» **TASK DATA**:
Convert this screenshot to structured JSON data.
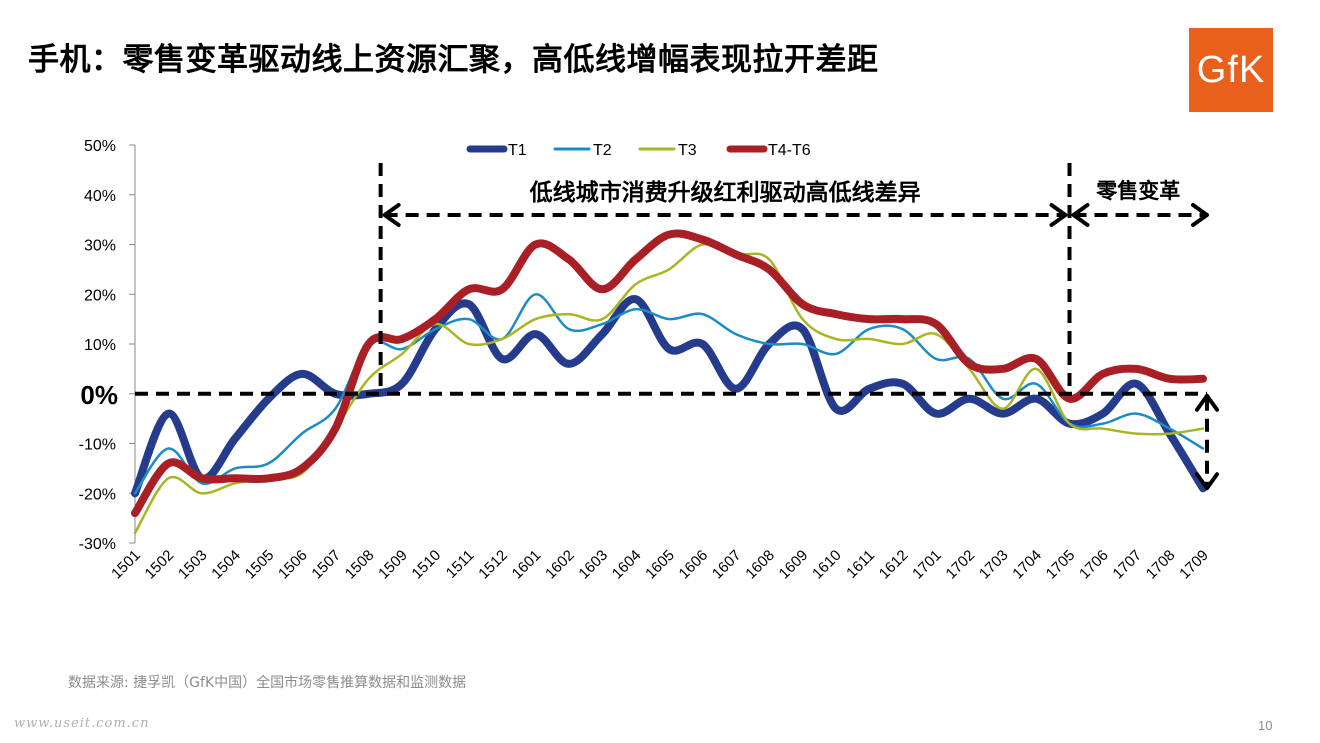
{
  "slide": {
    "title": "手机：零售变革驱动线上资源汇聚，高低线增幅表现拉开差距",
    "logo_text": "GfK",
    "source": "数据来源: 捷孚凯（GfK中国）全国市场零售推算数据和监测数据",
    "watermark": "www.useit.com.cn",
    "page_number": "10"
  },
  "chart_data": {
    "type": "line",
    "x": [
      "1501",
      "1502",
      "1503",
      "1504",
      "1505",
      "1506",
      "1507",
      "1508",
      "1509",
      "1510",
      "1511",
      "1512",
      "1601",
      "1602",
      "1603",
      "1604",
      "1605",
      "1606",
      "1607",
      "1608",
      "1609",
      "1610",
      "1611",
      "1612",
      "1701",
      "1702",
      "1703",
      "1704",
      "1705",
      "1706",
      "1707",
      "1708",
      "1709"
    ],
    "ylim": [
      -30,
      50
    ],
    "yticks": [
      "-30%",
      "-20%",
      "-10%",
      "0%",
      "10%",
      "20%",
      "30%",
      "40%",
      "50%"
    ],
    "yticks_values": [
      -30,
      -20,
      -10,
      0,
      10,
      20,
      30,
      40,
      50
    ],
    "series": [
      {
        "name": "T1",
        "color": "#253c8c",
        "width": 8,
        "values": [
          -20,
          -4,
          -17,
          -9,
          -1,
          4,
          0,
          0,
          2,
          13,
          18,
          7,
          12,
          6,
          12,
          19,
          9,
          10,
          1,
          10,
          13,
          -3,
          1,
          2,
          -4,
          -1,
          -4,
          -1,
          -6,
          -4,
          2,
          -8,
          -19
        ]
      },
      {
        "name": "T2",
        "color": "#1c8cc4",
        "width": 2.5,
        "values": [
          -20,
          -11,
          -18,
          -15,
          -14,
          -8,
          -3,
          10,
          9,
          13,
          15,
          11,
          20,
          13,
          14,
          17,
          15,
          16,
          12,
          10,
          10,
          8,
          13,
          13,
          7,
          7,
          -1,
          2,
          -6,
          -6,
          -4,
          -7,
          -11
        ]
      },
      {
        "name": "T3",
        "color": "#a9b522",
        "width": 2.5,
        "values": [
          -28,
          -17,
          -20,
          -18,
          -17,
          -16,
          -7,
          3,
          8,
          14,
          10,
          11,
          15,
          16,
          15,
          22,
          25,
          30,
          28,
          27,
          15,
          11,
          11,
          10,
          12,
          5,
          -3,
          5,
          -6,
          -7,
          -8,
          -8,
          -7
        ]
      },
      {
        "name": "T4-T6",
        "color": "#a91f26",
        "width": 8,
        "values": [
          -24,
          -14,
          -17,
          -17,
          -17,
          -15,
          -7,
          10,
          11,
          15,
          21,
          21,
          30,
          27,
          21,
          27,
          32,
          31,
          28,
          25,
          18,
          16,
          15,
          15,
          14,
          6,
          5,
          7,
          -1,
          4,
          5,
          3,
          3
        ]
      }
    ],
    "annotations": {
      "zero_label": "0%",
      "period1_label": "低线城市消费升级红利驱动高低线差异",
      "period2_label": "零售变革"
    }
  }
}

» **SHORT EXERCISE**: Except for the pictures, copy every line of the records above exactly.

» **WRITTEN RESPONSE**:
Convert this screenshot to structured JSON data.
{
  "slide": {
    "title": "手机：零售变革驱动线上资源汇聚，高低线增幅表现拉开差距",
    "logo_text": "GfK",
    "source": "数据来源: 捷孚凯（GfK中国）全国市场零售推算数据和监测数据",
    "watermark": "www.useit.com.cn",
    "page_number": "10"
  },
  "chart_data": {
    "type": "line",
    "x": [
      "1501",
      "1502",
      "1503",
      "1504",
      "1505",
      "1506",
      "1507",
      "1508",
      "1509",
      "1510",
      "1511",
      "1512",
      "1601",
      "1602",
      "1603",
      "1604",
      "1605",
      "1606",
      "1607",
      "1608",
      "1609",
      "1610",
      "1611",
      "1612",
      "1701",
      "1702",
      "1703",
      "1704",
      "1705",
      "1706",
      "1707",
      "1708",
      "1709"
    ],
    "ylim": [
      -30,
      50
    ],
    "yticks": [
      "-30%",
      "-20%",
      "-10%",
      "0%",
      "10%",
      "20%",
      "30%",
      "40%",
      "50%"
    ],
    "yticks_values": [
      -30,
      -20,
      -10,
      0,
      10,
      20,
      30,
      40,
      50
    ],
    "series": [
      {
        "name": "T1",
        "color": "#253c8c",
        "width": 8,
        "values": [
          -20,
          -4,
          -17,
          -9,
          -1,
          4,
          0,
          0,
          2,
          13,
          18,
          7,
          12,
          6,
          12,
          19,
          9,
          10,
          1,
          10,
          13,
          -3,
          1,
          2,
          -4,
          -1,
          -4,
          -1,
          -6,
          -4,
          2,
          -8,
          -19
        ]
      },
      {
        "name": "T2",
        "color": "#1c8cc4",
        "width": 2.5,
        "values": [
          -20,
          -11,
          -18,
          -15,
          -14,
          -8,
          -3,
          10,
          9,
          13,
          15,
          11,
          20,
          13,
          14,
          17,
          15,
          16,
          12,
          10,
          10,
          8,
          13,
          13,
          7,
          7,
          -1,
          2,
          -6,
          -6,
          -4,
          -7,
          -11
        ]
      },
      {
        "name": "T3",
        "color": "#a9b522",
        "width": 2.5,
        "values": [
          -28,
          -17,
          -20,
          -18,
          -17,
          -16,
          -7,
          3,
          8,
          14,
          10,
          11,
          15,
          16,
          15,
          22,
          25,
          30,
          28,
          27,
          15,
          11,
          11,
          10,
          12,
          5,
          -3,
          5,
          -6,
          -7,
          -8,
          -8,
          -7
        ]
      },
      {
        "name": "T4-T6",
        "color": "#a91f26",
        "width": 8,
        "values": [
          -24,
          -14,
          -17,
          -17,
          -17,
          -15,
          -7,
          10,
          11,
          15,
          21,
          21,
          30,
          27,
          21,
          27,
          32,
          31,
          28,
          25,
          18,
          16,
          15,
          15,
          14,
          6,
          5,
          7,
          -1,
          4,
          5,
          3,
          3
        ]
      }
    ],
    "annotations": {
      "zero_label": "0%",
      "period1_label": "低线城市消费升级红利驱动高低线差异",
      "period2_label": "零售变革"
    }
  }
}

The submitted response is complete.